GIVEN ENTRIES:
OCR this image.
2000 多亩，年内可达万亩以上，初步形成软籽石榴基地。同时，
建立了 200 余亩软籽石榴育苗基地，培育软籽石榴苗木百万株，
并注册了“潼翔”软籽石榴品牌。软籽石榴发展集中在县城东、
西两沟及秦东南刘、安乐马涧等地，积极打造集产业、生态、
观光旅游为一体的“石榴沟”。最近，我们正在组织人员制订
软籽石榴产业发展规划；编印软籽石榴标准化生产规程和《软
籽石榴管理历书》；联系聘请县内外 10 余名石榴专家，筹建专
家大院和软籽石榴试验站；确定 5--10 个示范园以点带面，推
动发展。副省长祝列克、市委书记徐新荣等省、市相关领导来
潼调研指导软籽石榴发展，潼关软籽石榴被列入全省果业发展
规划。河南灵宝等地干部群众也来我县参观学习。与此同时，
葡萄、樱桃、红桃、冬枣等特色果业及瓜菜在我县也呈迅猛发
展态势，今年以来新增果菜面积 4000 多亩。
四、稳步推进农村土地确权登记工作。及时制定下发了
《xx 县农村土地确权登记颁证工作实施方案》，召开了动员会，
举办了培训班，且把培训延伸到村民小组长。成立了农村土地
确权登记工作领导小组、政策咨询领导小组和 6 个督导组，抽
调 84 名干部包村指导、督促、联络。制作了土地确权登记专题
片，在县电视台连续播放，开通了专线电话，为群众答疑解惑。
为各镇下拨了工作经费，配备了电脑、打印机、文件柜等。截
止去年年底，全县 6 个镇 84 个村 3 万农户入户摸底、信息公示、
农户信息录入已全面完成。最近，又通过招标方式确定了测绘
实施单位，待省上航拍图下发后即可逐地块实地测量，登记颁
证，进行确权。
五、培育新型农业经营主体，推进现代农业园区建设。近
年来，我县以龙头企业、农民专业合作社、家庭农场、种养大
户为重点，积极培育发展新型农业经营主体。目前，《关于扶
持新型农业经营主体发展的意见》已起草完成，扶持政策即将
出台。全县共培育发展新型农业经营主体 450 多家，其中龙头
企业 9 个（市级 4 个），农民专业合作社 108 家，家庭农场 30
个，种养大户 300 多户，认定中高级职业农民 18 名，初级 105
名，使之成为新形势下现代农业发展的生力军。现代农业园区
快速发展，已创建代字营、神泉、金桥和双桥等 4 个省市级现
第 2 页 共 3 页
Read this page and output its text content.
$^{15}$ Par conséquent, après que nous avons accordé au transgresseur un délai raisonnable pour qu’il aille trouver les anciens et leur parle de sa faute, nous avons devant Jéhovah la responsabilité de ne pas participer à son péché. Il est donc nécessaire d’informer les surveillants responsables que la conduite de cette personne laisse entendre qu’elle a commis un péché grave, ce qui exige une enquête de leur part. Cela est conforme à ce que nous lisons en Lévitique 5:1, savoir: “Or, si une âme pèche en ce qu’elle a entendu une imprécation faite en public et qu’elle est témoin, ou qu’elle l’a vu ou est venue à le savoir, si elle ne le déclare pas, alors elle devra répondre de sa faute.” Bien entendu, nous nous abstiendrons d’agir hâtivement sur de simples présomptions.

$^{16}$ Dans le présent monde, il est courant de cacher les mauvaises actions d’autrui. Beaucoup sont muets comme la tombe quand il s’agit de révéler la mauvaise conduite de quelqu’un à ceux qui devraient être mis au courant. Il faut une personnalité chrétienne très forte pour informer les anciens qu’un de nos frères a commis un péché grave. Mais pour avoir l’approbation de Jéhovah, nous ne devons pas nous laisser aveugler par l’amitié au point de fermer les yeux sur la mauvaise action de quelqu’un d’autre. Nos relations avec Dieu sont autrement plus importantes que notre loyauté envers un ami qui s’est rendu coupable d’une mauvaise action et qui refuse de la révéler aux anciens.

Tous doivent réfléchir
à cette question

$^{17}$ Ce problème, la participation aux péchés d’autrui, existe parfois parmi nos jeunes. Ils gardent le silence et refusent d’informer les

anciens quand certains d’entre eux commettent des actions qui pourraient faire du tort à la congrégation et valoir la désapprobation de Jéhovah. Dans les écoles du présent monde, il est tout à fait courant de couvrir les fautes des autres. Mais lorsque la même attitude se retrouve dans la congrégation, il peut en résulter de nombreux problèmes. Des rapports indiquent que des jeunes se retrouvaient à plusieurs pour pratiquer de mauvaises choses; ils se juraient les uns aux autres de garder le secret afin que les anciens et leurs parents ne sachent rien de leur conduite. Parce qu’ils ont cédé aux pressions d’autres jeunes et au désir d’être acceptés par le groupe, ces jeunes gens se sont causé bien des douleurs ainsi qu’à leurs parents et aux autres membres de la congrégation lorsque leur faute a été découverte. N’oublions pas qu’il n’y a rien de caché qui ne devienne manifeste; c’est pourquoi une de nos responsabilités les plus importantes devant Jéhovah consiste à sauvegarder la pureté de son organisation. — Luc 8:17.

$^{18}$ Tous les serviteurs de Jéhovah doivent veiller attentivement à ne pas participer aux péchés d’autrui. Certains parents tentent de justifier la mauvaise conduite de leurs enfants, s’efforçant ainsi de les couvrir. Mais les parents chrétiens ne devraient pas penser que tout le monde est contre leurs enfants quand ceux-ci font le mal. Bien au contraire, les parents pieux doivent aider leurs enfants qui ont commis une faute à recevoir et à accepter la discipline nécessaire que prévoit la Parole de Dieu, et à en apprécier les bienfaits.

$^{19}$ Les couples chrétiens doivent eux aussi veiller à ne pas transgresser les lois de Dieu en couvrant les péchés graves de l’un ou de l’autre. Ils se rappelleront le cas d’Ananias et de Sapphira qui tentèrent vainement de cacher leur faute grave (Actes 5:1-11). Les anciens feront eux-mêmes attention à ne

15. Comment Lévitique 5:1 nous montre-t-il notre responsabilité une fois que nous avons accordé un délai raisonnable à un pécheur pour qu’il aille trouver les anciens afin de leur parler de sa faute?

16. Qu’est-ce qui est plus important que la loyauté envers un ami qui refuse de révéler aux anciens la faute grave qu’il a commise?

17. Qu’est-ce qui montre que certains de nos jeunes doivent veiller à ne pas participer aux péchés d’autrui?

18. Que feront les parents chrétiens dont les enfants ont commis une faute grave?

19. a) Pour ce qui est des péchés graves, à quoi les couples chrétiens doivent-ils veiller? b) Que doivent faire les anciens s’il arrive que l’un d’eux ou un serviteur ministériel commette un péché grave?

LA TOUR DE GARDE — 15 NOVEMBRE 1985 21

WRITTEN REQUEST:
Pick out all the lines with the word "feront" in them and copy them.

COMPLETE RESPONSE:
$^{19}$ Les couples chrétiens doivent eux aussi veiller à ne pas transgresser les lois de Dieu en couvrant les péchés graves de l’un ou de l’autre. Ils se rappelleront le cas d’Ananias et de Sapphira qui tentèrent vainement de cacher leur faute grave (Actes 5:1-11). Les anciens feront eux-mêmes attention à ne
18. Que feront les parents chrétiens dont les enfants ont commis une faute grave?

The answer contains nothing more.